» **Aim of the exercise**
In the items below, swap every "Urgent" for "Critical" and change nothing else.

» **Provided material**
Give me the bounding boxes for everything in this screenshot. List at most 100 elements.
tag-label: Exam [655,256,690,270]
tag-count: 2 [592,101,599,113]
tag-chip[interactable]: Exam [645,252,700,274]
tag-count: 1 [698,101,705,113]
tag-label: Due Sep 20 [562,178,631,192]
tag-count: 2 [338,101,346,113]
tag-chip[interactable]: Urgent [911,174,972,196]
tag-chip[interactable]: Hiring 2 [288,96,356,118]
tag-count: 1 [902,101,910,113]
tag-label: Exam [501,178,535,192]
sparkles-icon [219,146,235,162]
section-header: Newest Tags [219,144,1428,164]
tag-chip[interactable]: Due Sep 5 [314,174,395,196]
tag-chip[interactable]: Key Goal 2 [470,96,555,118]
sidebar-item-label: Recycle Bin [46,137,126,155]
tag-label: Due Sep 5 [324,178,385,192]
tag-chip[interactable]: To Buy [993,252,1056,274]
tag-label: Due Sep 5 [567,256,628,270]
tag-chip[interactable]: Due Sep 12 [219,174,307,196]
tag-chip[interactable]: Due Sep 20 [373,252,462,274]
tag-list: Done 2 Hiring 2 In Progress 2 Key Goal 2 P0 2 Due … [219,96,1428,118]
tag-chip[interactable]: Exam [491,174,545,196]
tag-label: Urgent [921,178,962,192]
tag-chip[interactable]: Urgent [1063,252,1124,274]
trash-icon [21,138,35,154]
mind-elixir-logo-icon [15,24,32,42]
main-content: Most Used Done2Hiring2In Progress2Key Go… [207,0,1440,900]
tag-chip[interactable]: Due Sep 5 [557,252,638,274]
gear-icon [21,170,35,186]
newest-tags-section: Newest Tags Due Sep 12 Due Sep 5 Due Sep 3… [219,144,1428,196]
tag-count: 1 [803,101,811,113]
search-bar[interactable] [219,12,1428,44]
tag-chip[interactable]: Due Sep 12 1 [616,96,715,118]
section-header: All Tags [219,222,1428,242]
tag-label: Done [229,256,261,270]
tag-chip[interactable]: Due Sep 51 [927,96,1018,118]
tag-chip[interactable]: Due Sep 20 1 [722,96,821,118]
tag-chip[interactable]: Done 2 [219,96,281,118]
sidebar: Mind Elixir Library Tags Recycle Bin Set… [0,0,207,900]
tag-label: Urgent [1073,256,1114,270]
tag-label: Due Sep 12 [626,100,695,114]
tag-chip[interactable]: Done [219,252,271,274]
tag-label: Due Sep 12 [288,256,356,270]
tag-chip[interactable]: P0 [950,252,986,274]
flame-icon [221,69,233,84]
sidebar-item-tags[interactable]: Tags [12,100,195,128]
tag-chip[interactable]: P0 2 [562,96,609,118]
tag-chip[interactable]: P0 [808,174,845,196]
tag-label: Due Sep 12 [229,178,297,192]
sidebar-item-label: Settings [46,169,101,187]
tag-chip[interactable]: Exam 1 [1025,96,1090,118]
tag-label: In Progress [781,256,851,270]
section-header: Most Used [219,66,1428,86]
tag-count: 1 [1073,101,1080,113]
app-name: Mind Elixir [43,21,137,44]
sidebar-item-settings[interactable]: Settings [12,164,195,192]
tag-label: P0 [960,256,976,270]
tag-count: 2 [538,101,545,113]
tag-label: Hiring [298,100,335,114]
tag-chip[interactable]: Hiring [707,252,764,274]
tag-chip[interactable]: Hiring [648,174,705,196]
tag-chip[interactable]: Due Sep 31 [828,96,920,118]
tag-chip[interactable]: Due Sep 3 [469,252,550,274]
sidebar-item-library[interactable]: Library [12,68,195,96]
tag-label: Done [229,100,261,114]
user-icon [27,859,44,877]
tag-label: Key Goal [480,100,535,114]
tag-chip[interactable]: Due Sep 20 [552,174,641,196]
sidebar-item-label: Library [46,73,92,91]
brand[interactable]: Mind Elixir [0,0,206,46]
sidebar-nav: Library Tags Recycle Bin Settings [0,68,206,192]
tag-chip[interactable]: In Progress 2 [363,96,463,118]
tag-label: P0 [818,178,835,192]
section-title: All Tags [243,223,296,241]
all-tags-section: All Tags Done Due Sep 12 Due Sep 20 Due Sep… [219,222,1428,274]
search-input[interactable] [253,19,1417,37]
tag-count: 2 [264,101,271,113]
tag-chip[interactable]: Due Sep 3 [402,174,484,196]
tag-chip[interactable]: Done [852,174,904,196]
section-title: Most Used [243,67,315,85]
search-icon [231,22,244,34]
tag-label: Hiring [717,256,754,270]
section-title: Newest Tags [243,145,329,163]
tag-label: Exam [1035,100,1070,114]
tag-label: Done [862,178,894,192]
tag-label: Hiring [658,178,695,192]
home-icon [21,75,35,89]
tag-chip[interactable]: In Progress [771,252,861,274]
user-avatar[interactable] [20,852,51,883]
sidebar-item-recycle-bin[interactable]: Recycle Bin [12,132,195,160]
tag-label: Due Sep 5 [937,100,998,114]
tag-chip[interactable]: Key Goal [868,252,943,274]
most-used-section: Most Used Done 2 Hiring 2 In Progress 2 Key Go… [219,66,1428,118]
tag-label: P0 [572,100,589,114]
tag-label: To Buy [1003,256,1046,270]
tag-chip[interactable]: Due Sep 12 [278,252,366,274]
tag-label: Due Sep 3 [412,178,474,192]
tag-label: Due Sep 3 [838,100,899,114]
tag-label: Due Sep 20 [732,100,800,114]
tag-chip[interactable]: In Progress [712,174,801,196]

» **Task output**
Give me the bounding boxes for everything in this screenshot. List at most 100 elements.
tag-label: Exam [655,256,690,270]
tag-count: 2 [592,101,599,113]
tag-chip[interactable]: Exam [645,252,700,274]
tag-count: 1 [698,101,705,113]
tag-label: Due Sep 20 [562,178,631,192]
tag-count: 2 [338,101,346,113]
tag-chip[interactable]: Critical [911,174,972,196]
tag-chip[interactable]: Hiring 2 [288,96,356,118]
tag-count: 1 [902,101,910,113]
tag-label: Exam [501,178,535,192]
sparkles-icon [219,146,235,162]
section-header: Newest Tags [219,144,1428,164]
tag-chip[interactable]: Due Sep 5 [314,174,395,196]
tag-chip[interactable]: Key Goal 2 [470,96,555,118]
sidebar-item-label: Recycle Bin [46,137,126,155]
tag-label: Due Sep 5 [324,178,385,192]
tag-chip[interactable]: To Buy [993,252,1056,274]
tag-label: Due Sep 5 [567,256,628,270]
tag-chip[interactable]: Due Sep 12 [219,174,307,196]
tag-chip[interactable]: Due Sep 20 [373,252,462,274]
tag-list: Done 2 Hiring 2 In Progress 2 Key Goal 2 P0 2 Due … [219,96,1428,118]
tag-chip[interactable]: Exam [491,174,545,196]
tag-label: Critical [921,178,962,192]
tag-chip[interactable]: Critical [1063,252,1124,274]
trash-icon [21,138,35,154]
mind-elixir-logo-icon [15,24,32,42]
main-content: Most Used Done2Hiring2In Progress2Key Go… [207,0,1440,900]
tag-chip[interactable]: Due Sep 5 [557,252,638,274]
gear-icon [21,170,35,186]
newest-tags-section: Newest Tags Due Sep 12 Due Sep 5 Due Sep 3… [219,144,1428,196]
tag-count: 1 [803,101,811,113]
search-bar[interactable] [219,12,1428,44]
tag-chip[interactable]: Due Sep 12 1 [616,96,715,118]
section-header: All Tags [219,222,1428,242]
tag-label: Done [229,256,261,270]
tag-chip[interactable]: Due Sep 51 [927,96,1018,118]
tag-chip[interactable]: Due Sep 20 1 [722,96,821,118]
tag-chip[interactable]: Done 2 [219,96,281,118]
sidebar: Mind Elixir Library Tags Recycle Bin Set… [0,0,207,900]
tag-label: Critical [1073,256,1114,270]
tag-label: Due Sep 12 [626,100,695,114]
tag-chip[interactable]: Done [219,252,271,274]
tag-label: Due Sep 12 [288,256,356,270]
tag-chip[interactable]: P0 [950,252,986,274]
flame-icon [221,69,233,84]
sidebar-item-tags[interactable]: Tags [12,100,195,128]
tag-chip[interactable]: P0 2 [562,96,609,118]
tag-chip[interactable]: P0 [808,174,845,196]
tag-label: Due Sep 12 [229,178,297,192]
sidebar-item-label: Settings [46,169,101,187]
tag-chip[interactable]: Exam 1 [1025,96,1090,118]
tag-label: In Progress [781,256,851,270]
section-header: Most Used [219,66,1428,86]
tag-count: 1 [1073,101,1080,113]
app-name: Mind Elixir [43,21,137,44]
sidebar-item-settings[interactable]: Settings [12,164,195,192]
tag-label: P0 [960,256,976,270]
tag-count: 2 [538,101,545,113]
tag-label: Hiring [298,100,335,114]
tag-chip[interactable]: Hiring [707,252,764,274]
tag-chip[interactable]: Hiring [648,174,705,196]
tag-chip[interactable]: Due Sep 31 [828,96,920,118]
tag-chip[interactable]: Due Sep 3 [469,252,550,274]
sidebar-item-library[interactable]: Library [12,68,195,96]
tag-label: Done [229,100,261,114]
user-icon [27,859,44,877]
tag-label: Key Goal [480,100,535,114]
tag-chip[interactable]: Due Sep 20 [552,174,641,196]
sidebar-item-label: Library [46,73,92,91]
brand[interactable]: Mind Elixir [0,0,206,46]
sidebar-nav: Library Tags Recycle Bin Settings [0,68,206,192]
tag-chip[interactable]: In Progress 2 [363,96,463,118]
tag-label: P0 [818,178,835,192]
section-title: All Tags [243,223,296,241]
all-tags-section: All Tags Done Due Sep 12 Due Sep 20 Due Sep… [219,222,1428,274]
search-input[interactable] [253,19,1417,37]
tag-count: 2 [264,101,271,113]
tag-chip[interactable]: Due Sep 3 [402,174,484,196]
tag-chip[interactable]: Done [852,174,904,196]
section-title: Most Used [243,67,315,85]
search-icon [231,22,244,34]
tag-label: Hiring [717,256,754,270]
section-title: Newest Tags [243,145,329,163]
tag-label: Exam [1035,100,1070,114]
tag-label: Done [862,178,894,192]
tag-label: Hiring [658,178,695,192]
home-icon [21,75,35,89]
tag-chip[interactable]: In Progress [771,252,861,274]
user-avatar[interactable] [20,852,51,883]
sidebar-item-recycle-bin[interactable]: Recycle Bin [12,132,195,160]
tag-label: Due Sep 5 [937,100,998,114]
tag-chip[interactable]: Key Goal [868,252,943,274]
most-used-section: Most Used Done 2 Hiring 2 In Progress 2 Key Go… [219,66,1428,118]
tag-label: P0 [572,100,589,114]
tag-label: To Buy [1003,256,1046,270]
tag-chip[interactable]: Due Sep 12 [278,252,366,274]
tag-label: Due Sep 3 [412,178,474,192]
tag-label: Due Sep 3 [838,100,899,114]
tag-label: Due Sep 20 [732,100,800,114]
tag-chip[interactable]: In Progress [712,174,801,196]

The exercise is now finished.